> **INSTRUCTIONS TO FOLLOW**: Gather every line below where "JSON" appears.
## Begin PROVIDED INFORMATION
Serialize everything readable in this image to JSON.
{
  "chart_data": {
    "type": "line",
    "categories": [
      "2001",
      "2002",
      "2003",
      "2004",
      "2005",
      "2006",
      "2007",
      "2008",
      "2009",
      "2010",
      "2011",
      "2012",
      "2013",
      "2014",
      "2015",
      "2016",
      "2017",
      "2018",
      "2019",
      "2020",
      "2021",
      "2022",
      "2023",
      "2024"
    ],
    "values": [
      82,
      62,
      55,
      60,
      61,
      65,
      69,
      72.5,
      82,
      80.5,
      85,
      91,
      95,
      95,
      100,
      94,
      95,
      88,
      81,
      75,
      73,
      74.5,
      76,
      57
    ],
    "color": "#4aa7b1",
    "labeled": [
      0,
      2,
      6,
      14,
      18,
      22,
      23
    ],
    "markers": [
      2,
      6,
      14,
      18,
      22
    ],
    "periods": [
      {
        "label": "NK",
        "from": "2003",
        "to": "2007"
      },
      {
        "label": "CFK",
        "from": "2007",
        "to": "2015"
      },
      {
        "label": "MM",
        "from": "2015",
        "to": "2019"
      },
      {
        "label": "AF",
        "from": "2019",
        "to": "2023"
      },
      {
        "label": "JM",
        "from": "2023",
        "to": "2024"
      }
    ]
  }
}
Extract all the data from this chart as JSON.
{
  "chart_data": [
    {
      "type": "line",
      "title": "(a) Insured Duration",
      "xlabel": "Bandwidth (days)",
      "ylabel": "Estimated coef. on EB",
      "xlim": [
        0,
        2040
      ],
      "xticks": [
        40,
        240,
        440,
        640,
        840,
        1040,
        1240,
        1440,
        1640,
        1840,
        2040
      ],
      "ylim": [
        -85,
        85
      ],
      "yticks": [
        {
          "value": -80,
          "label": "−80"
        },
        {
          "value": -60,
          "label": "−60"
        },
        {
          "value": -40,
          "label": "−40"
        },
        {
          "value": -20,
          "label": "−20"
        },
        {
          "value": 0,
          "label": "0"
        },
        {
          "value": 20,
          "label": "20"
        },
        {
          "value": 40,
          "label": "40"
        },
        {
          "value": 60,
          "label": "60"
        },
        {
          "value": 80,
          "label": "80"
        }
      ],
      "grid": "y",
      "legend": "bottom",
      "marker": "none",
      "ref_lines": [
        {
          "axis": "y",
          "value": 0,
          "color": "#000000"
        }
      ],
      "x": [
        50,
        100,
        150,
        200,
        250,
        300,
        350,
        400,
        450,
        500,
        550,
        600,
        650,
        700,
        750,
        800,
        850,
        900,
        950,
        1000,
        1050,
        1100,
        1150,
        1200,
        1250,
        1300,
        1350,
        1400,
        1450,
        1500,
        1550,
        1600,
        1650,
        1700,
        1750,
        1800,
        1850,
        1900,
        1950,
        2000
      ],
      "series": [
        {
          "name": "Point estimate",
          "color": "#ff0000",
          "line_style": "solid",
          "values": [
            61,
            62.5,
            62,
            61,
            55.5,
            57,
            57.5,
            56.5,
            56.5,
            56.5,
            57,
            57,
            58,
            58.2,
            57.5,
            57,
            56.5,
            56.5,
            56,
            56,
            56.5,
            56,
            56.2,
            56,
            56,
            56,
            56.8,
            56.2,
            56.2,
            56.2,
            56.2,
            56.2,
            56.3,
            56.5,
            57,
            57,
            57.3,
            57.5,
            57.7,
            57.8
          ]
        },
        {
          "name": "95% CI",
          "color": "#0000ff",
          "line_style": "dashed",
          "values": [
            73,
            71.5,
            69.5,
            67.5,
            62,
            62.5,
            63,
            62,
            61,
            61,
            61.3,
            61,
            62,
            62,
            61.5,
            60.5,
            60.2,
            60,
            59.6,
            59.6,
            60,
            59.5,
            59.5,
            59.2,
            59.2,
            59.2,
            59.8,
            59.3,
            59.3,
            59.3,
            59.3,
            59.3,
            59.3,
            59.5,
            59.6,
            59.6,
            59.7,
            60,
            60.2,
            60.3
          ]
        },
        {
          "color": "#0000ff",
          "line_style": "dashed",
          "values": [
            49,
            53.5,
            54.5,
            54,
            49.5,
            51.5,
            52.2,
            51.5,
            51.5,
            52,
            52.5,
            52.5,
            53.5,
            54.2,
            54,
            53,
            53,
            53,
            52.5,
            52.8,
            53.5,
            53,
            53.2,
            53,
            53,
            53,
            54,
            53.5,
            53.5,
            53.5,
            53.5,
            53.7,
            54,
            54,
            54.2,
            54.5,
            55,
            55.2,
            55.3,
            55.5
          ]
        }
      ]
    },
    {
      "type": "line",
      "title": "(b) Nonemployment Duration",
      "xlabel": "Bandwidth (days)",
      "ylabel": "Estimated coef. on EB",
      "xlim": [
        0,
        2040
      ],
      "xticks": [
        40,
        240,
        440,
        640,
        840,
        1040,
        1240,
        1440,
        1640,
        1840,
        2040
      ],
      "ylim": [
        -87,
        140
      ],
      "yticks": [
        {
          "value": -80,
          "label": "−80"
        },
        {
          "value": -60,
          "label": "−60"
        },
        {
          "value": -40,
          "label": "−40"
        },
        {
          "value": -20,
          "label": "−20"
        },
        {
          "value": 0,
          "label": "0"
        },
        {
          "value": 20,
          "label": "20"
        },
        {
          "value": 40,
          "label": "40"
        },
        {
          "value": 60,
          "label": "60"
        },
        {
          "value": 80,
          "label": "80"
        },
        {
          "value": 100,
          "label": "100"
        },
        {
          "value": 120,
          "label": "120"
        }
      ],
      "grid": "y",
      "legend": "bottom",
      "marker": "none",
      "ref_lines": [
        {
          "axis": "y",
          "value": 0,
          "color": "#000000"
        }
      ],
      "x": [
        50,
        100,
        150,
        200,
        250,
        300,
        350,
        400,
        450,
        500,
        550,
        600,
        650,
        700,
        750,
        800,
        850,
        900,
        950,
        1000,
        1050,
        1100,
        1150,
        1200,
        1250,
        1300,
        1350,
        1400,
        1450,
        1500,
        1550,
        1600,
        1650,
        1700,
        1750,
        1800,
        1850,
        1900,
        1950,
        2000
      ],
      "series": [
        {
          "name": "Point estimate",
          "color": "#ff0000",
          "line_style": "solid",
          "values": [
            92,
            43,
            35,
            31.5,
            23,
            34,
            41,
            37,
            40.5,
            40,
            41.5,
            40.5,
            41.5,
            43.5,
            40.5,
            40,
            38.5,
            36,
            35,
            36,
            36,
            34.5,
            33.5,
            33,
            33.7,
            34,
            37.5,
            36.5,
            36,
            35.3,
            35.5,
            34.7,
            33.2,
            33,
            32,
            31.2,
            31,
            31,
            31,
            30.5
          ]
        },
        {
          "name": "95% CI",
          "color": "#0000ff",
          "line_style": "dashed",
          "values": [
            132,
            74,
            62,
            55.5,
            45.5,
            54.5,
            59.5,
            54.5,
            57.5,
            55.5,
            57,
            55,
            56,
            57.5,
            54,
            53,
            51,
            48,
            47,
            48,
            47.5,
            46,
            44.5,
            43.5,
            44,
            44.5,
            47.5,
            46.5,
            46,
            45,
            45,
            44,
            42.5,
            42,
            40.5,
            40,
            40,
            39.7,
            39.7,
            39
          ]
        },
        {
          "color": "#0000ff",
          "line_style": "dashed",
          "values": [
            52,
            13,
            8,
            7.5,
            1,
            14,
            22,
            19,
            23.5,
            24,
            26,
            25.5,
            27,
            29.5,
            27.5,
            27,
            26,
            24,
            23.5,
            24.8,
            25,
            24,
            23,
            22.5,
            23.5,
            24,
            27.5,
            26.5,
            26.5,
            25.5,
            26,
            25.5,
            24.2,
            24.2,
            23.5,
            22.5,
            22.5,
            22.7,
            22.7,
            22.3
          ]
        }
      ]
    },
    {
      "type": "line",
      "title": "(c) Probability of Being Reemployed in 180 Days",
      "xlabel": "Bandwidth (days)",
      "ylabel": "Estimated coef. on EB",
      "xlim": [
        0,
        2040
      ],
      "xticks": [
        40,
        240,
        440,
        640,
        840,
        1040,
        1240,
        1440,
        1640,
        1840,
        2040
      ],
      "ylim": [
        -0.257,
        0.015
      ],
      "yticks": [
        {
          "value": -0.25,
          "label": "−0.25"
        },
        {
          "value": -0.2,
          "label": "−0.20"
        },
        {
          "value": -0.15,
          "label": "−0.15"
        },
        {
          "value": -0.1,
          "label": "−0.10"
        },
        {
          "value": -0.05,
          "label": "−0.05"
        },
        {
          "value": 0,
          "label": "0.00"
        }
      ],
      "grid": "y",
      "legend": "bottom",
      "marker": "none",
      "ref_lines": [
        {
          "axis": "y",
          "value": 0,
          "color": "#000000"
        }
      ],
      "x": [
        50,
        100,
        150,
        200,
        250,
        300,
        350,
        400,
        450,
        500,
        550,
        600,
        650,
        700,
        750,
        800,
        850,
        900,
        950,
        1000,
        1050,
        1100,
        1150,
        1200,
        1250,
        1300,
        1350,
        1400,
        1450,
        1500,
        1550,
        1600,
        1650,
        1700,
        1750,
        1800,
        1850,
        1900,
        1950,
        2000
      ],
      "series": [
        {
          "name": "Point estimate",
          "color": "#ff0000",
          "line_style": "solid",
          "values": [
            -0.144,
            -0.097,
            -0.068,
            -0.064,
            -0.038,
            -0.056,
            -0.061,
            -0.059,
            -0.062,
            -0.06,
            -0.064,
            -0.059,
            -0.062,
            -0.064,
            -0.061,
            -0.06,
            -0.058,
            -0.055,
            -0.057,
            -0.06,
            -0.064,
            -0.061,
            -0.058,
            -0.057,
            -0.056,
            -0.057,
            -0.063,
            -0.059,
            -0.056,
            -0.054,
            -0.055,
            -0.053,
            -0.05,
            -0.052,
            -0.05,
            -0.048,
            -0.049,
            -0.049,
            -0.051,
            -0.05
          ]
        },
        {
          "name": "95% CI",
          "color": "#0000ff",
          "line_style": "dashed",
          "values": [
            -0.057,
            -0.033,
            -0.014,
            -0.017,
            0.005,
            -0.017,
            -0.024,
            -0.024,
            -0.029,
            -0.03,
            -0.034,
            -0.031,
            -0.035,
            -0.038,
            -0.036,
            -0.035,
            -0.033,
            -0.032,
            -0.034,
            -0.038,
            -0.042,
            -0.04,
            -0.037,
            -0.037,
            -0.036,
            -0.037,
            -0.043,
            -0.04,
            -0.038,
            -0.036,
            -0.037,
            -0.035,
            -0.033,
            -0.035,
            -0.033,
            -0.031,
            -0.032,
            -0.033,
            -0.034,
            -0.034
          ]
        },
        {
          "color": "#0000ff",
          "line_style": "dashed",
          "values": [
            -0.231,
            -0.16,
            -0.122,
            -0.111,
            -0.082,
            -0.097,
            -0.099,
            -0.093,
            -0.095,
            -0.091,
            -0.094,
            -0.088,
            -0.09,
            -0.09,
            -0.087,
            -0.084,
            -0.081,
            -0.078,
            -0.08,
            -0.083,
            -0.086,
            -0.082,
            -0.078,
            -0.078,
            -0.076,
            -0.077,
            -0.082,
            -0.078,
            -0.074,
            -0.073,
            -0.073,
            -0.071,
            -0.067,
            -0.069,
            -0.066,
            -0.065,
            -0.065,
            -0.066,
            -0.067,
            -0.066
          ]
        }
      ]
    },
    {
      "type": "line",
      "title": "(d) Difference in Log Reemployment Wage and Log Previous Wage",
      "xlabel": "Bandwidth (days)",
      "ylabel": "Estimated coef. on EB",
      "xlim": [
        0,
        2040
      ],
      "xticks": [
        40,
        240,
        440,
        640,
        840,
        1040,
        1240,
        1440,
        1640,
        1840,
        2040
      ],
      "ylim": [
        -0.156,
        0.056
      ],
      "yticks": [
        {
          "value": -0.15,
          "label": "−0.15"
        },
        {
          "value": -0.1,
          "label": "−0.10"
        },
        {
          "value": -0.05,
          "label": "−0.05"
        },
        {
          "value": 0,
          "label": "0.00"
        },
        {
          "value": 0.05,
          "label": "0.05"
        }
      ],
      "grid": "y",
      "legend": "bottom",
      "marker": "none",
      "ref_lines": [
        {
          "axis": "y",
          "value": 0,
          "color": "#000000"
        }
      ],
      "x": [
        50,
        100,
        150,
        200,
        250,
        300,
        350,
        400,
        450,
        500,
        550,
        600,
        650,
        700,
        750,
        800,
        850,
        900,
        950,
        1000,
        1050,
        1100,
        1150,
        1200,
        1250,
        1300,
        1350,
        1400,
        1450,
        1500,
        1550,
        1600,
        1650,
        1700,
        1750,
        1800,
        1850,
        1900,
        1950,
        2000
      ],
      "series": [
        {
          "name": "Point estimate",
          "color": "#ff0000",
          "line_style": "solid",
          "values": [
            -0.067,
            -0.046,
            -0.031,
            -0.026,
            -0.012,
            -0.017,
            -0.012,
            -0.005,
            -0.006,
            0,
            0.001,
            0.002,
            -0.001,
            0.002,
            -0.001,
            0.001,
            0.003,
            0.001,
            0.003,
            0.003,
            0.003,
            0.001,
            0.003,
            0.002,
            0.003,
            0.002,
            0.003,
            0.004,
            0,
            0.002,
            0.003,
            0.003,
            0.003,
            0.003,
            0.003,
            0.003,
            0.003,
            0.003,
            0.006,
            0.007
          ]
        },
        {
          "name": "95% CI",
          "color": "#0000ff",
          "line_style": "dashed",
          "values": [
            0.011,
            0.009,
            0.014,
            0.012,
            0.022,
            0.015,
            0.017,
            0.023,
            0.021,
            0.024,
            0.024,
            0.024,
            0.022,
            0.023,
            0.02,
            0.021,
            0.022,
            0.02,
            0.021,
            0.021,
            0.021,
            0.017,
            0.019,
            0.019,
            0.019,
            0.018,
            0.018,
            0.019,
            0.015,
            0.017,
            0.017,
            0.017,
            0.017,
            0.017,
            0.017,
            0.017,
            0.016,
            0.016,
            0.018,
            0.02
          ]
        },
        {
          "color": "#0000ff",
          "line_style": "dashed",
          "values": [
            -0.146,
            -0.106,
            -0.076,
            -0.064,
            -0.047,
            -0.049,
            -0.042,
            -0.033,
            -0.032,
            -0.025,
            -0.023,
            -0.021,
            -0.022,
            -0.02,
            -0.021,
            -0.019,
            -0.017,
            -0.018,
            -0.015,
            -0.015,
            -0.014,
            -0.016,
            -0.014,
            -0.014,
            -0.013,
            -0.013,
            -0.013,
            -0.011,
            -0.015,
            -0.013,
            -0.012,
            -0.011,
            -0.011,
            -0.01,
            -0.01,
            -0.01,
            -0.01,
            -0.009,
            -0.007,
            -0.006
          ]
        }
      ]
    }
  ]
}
## End PROVIDED INFORMATION
> **ANSWER**:
Serialize everything readable in this image to JSON.
Extract all the data from this chart as JSON.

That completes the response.